** start Dataset excerpts **
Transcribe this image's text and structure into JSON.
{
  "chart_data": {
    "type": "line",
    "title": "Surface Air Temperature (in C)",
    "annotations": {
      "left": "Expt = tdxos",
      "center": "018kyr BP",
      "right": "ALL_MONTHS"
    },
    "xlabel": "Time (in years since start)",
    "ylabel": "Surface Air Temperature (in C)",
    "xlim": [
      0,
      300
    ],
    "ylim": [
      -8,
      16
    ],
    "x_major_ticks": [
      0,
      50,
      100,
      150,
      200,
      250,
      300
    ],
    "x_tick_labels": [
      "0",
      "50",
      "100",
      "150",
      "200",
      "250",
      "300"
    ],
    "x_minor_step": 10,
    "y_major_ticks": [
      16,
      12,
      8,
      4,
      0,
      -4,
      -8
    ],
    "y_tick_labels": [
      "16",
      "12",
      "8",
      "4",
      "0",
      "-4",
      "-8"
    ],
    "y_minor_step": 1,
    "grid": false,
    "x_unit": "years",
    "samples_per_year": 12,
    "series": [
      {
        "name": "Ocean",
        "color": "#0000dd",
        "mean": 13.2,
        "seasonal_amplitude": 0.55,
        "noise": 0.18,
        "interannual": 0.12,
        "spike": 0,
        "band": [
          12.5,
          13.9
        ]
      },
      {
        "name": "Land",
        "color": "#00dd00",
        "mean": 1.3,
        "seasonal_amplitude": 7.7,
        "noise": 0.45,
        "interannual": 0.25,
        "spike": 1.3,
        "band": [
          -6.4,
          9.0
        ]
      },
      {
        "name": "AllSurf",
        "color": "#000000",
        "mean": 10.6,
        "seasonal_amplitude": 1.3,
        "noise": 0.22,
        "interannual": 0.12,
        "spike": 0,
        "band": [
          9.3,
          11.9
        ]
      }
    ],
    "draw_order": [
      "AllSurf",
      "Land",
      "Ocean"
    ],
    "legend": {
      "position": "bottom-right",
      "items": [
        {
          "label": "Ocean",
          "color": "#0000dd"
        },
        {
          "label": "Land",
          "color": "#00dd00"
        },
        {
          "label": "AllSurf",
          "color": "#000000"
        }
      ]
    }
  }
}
** end Dataset excerpts **
### Goal
Copy out the data shown above without altering anything.

### Solution for this exercise
Transcribe this image's text and structure into JSON.
{
  "chart_data": {
    "type": "line",
    "title": "Surface Air Temperature (in C)",
    "annotations": {
      "left": "Expt = tdxos",
      "center": "018kyr BP",
      "right": "ALL_MONTHS"
    },
    "xlabel": "Time (in years since start)",
    "ylabel": "Surface Air Temperature (in C)",
    "xlim": [
      0,
      300
    ],
    "ylim": [
      -8,
      16
    ],
    "x_major_ticks": [
      0,
      50,
      100,
      150,
      200,
      250,
      300
    ],
    "x_tick_labels": [
      "0",
      "50",
      "100",
      "150",
      "200",
      "250",
      "300"
    ],
    "x_minor_step": 10,
    "y_major_ticks": [
      16,
      12,
      8,
      4,
      0,
      -4,
      -8
    ],
    "y_tick_labels": [
      "16",
      "12",
      "8",
      "4",
      "0",
      "-4",
      "-8"
    ],
    "y_minor_step": 1,
    "grid": false,
    "x_unit": "years",
    "samples_per_year": 12,
    "series": [
      {
        "name": "Ocean",
        "color": "#0000dd",
        "mean": 13.2,
        "seasonal_amplitude": 0.55,
        "noise": 0.18,
        "interannual": 0.12,
        "spike": 0,
        "band": [
          12.5,
          13.9
        ]
      },
      {
        "name": "Land",
        "color": "#00dd00",
        "mean": 1.3,
        "seasonal_amplitude": 7.7,
        "noise": 0.45,
        "interannual": 0.25,
        "spike": 1.3,
        "band": [
          -6.4,
          9.0
        ]
      },
      {
        "name": "AllSurf",
        "color": "#000000",
        "mean": 10.6,
        "seasonal_amplitude": 1.3,
        "noise": 0.22,
        "interannual": 0.12,
        "spike": 0,
        "band": [
          9.3,
          11.9
        ]
      }
    ],
    "draw_order": [
      "AllSurf",
      "Land",
      "Ocean"
    ],
    "legend": {
      "position": "bottom-right",
      "items": [
        {
          "label": "Ocean",
          "color": "#0000dd"
        },
        {
          "label": "Land",
          "color": "#00dd00"
        },
        {
          "label": "AllSurf",
          "color": "#000000"
        }
      ]
    }
  }
}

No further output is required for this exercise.